Figure contents as structured data:
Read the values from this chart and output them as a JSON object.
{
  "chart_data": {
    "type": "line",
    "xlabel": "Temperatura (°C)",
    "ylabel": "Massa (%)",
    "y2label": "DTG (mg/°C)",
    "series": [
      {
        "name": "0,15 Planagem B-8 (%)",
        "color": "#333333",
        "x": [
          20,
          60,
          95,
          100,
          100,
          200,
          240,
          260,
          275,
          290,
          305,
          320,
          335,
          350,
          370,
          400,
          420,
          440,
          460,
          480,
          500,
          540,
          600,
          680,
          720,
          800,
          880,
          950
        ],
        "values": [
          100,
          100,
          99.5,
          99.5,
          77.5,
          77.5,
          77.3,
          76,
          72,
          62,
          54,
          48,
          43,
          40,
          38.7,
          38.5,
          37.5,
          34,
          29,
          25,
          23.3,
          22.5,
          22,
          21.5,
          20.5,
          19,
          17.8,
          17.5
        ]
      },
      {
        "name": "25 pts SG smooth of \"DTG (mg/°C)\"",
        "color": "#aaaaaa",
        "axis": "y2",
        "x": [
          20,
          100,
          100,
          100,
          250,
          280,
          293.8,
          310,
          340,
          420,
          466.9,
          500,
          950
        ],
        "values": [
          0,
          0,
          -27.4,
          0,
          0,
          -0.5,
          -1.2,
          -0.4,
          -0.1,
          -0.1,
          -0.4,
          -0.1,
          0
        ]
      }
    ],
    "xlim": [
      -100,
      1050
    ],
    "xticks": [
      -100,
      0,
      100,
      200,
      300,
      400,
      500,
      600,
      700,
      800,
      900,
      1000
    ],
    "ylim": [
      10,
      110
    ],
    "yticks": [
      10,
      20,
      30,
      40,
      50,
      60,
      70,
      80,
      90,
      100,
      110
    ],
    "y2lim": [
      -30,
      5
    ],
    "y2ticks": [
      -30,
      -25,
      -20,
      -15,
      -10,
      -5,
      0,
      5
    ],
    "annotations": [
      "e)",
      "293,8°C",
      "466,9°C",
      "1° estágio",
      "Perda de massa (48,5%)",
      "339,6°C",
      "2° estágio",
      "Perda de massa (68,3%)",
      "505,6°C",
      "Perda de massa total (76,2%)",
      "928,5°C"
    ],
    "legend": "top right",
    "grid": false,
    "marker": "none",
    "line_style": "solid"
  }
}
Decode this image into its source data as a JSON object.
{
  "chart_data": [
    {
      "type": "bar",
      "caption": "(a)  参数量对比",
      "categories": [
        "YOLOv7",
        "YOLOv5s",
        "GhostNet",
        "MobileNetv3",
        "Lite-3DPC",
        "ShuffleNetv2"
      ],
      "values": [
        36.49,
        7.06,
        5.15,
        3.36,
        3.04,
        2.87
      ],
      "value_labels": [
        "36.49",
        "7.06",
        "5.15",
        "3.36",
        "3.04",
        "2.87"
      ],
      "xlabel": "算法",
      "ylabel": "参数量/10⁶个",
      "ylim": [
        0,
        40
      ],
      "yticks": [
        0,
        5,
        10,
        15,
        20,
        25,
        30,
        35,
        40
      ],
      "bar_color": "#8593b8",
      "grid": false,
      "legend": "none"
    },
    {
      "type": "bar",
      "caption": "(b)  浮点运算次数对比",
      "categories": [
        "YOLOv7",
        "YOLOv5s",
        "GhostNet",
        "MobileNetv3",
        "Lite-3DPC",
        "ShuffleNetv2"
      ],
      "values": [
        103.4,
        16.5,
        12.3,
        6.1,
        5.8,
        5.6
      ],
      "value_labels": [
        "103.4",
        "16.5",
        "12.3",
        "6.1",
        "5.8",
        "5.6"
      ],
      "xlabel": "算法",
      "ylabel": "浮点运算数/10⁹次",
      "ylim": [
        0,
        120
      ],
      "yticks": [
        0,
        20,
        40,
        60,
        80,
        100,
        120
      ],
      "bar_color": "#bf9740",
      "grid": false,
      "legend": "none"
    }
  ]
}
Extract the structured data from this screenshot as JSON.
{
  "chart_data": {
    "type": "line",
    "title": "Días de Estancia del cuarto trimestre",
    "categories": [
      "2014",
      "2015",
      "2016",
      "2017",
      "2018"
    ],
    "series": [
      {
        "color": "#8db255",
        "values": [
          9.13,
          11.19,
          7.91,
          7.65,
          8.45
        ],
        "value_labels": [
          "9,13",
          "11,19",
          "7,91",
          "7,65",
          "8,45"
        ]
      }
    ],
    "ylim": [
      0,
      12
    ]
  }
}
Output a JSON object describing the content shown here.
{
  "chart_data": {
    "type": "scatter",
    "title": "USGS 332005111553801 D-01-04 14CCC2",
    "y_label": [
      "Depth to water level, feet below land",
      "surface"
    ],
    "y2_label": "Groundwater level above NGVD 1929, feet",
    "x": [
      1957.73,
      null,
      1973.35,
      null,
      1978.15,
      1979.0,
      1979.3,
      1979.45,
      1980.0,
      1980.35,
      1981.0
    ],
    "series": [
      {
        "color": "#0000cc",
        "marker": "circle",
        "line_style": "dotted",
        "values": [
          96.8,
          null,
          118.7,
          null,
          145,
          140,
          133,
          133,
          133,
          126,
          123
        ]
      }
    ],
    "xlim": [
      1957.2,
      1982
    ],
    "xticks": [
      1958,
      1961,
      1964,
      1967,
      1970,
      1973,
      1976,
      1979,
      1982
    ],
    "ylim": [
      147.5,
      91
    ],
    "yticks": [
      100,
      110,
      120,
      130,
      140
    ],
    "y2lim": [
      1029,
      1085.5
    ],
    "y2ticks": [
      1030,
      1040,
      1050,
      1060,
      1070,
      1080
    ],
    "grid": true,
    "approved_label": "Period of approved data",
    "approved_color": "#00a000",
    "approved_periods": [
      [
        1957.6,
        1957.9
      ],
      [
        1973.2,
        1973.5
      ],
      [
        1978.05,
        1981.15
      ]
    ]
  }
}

Problem description: Pull out each line of the listing that holds the string "title".

Response below:
    "title": "Días de Estancia del cuarto trimestre",
    "title": "USGS 332005111553801 D-01-04 14CCC2",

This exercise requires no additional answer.